SHORT TASK: Do these statements agree with the notebook excerpt on fetching Spotify artist data? Answer yes or no for each and quote the exact words of the excerpt that decide it. 1. Duplicate artist IDs are removed before the artist data is requested. 2. Missing values in the artist data are silently dropped. 3. Each artist's follower count is read from the "total" field.

SELECTED EXCERPT:
○ ○ ○ ○ ○ ○ ○

This [endpoint](https://developer.spotify.com/documentation/web-api/reference/#/operations/get-multiple-artists) is used to extract data of artists, the limit is 50 artists per requests

In [116]:
# Get list of artist ID without duplicate 
artist_ids_list = song_artists_df['artist_id'].unique().tolist()

In [117]:
# Get multiple artist data and structuren datafram for Artist Table
artists_dict = {
    'artist_id': [],
    'artist_name': [],
    'followers': [],
    'popularity': [],
    'external_url': []
}

for i in range(0, len(artist_ids_list), 50):
    artist_data = sp.artists(artist_ids_list[i:i+50])

    for artist in artist_data['artists']:
        artists_dict['artist_id'].append(artist['id'])
        artists_dict['artist_name'].append(artist['name'])
        artists_dict['followers'].append(artist['followers']['total'])
        artists_dict['popularity'].append(artist['popularity'])
        artists_dict['external_url'].append(artist['external_urls']['spotify'])

artists_df = pd.DataFrame(artists_dict)

In [118]:
# Check missing values
if artists_df.isnull().values.any():
    raise Exception("Null value found in artist data")

In [119]:
artists_df.head()

○ ○ ○ ○ ○ ○ ○

AVAILABLE DATA:
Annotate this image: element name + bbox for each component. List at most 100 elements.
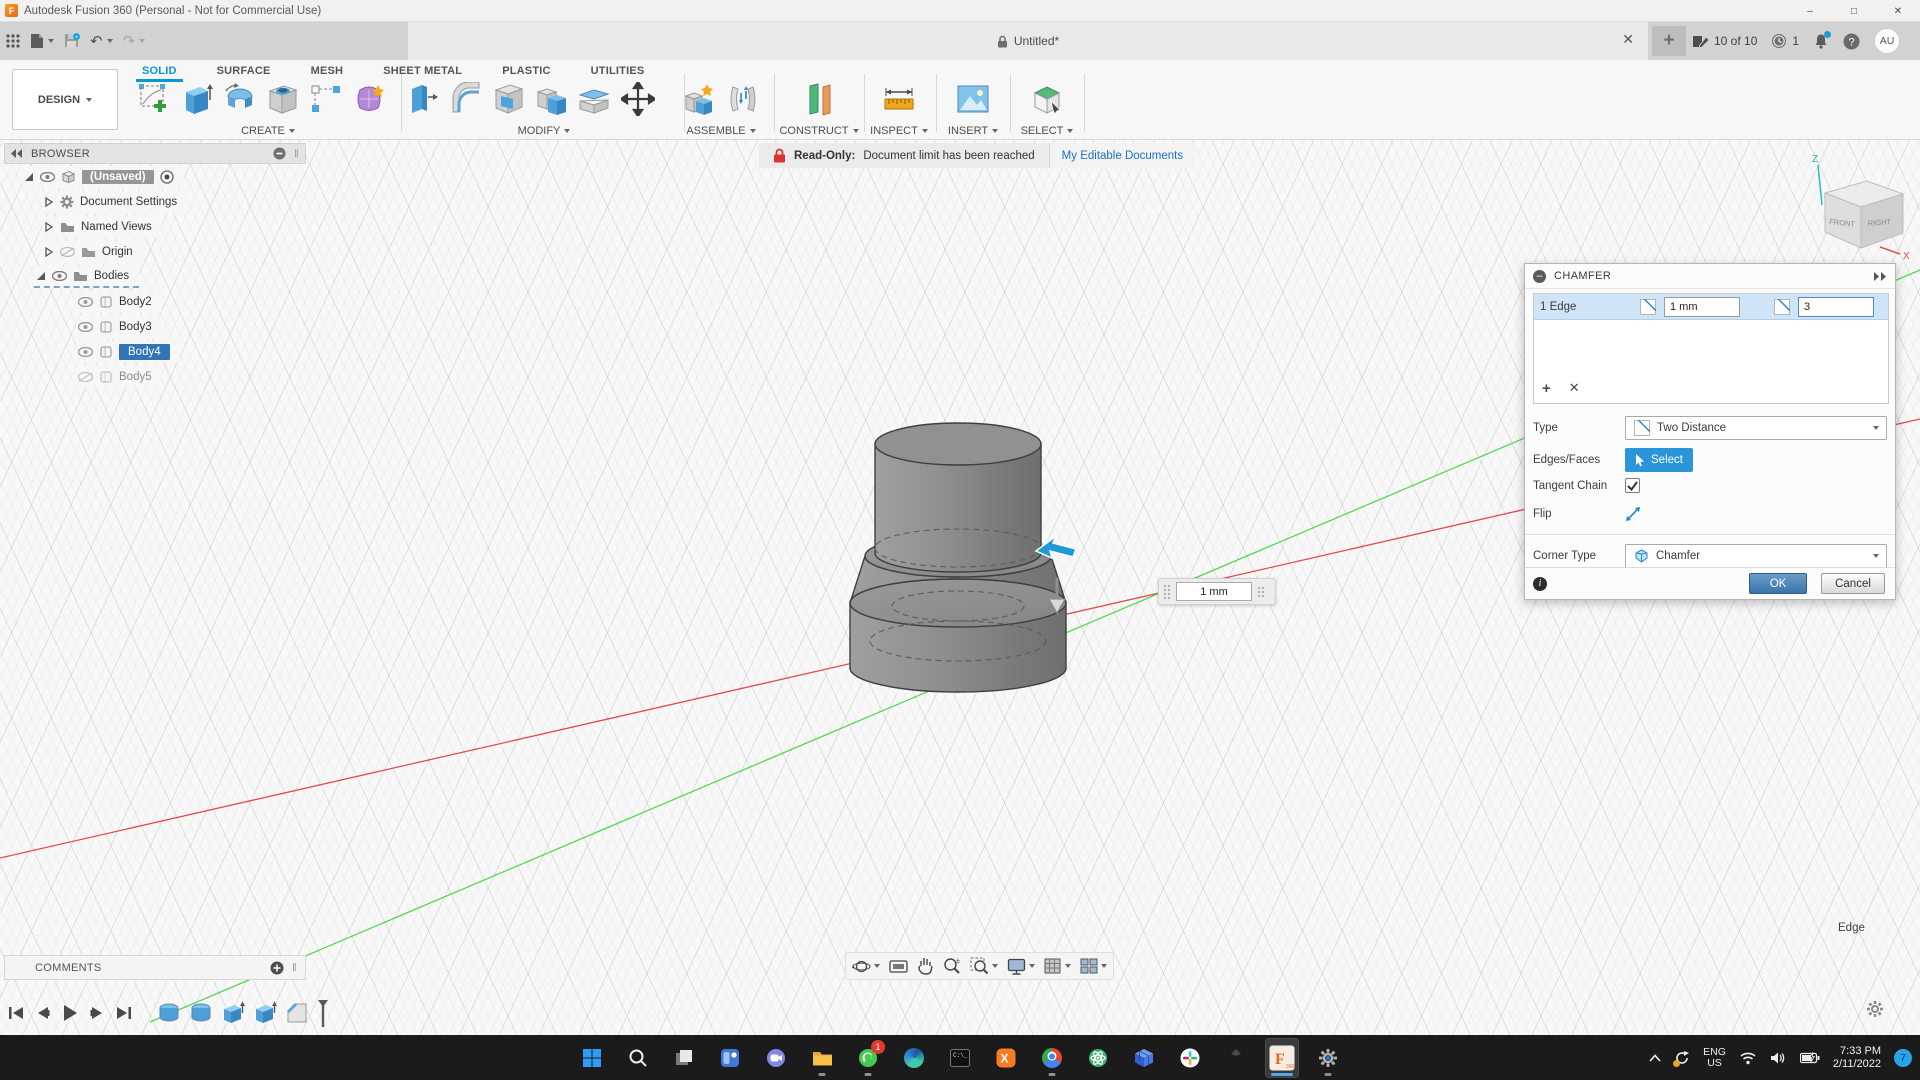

○ ○ ○ ○ ○ ○ ○

EXPECTED ANSWER:
1. Yes: "artist_ids_list = song_artists_df['artist_id'].unique().tolist()"
2. No: "raise Exception("Null value found in artist data")"
3. Yes: "artist['followers']['total']"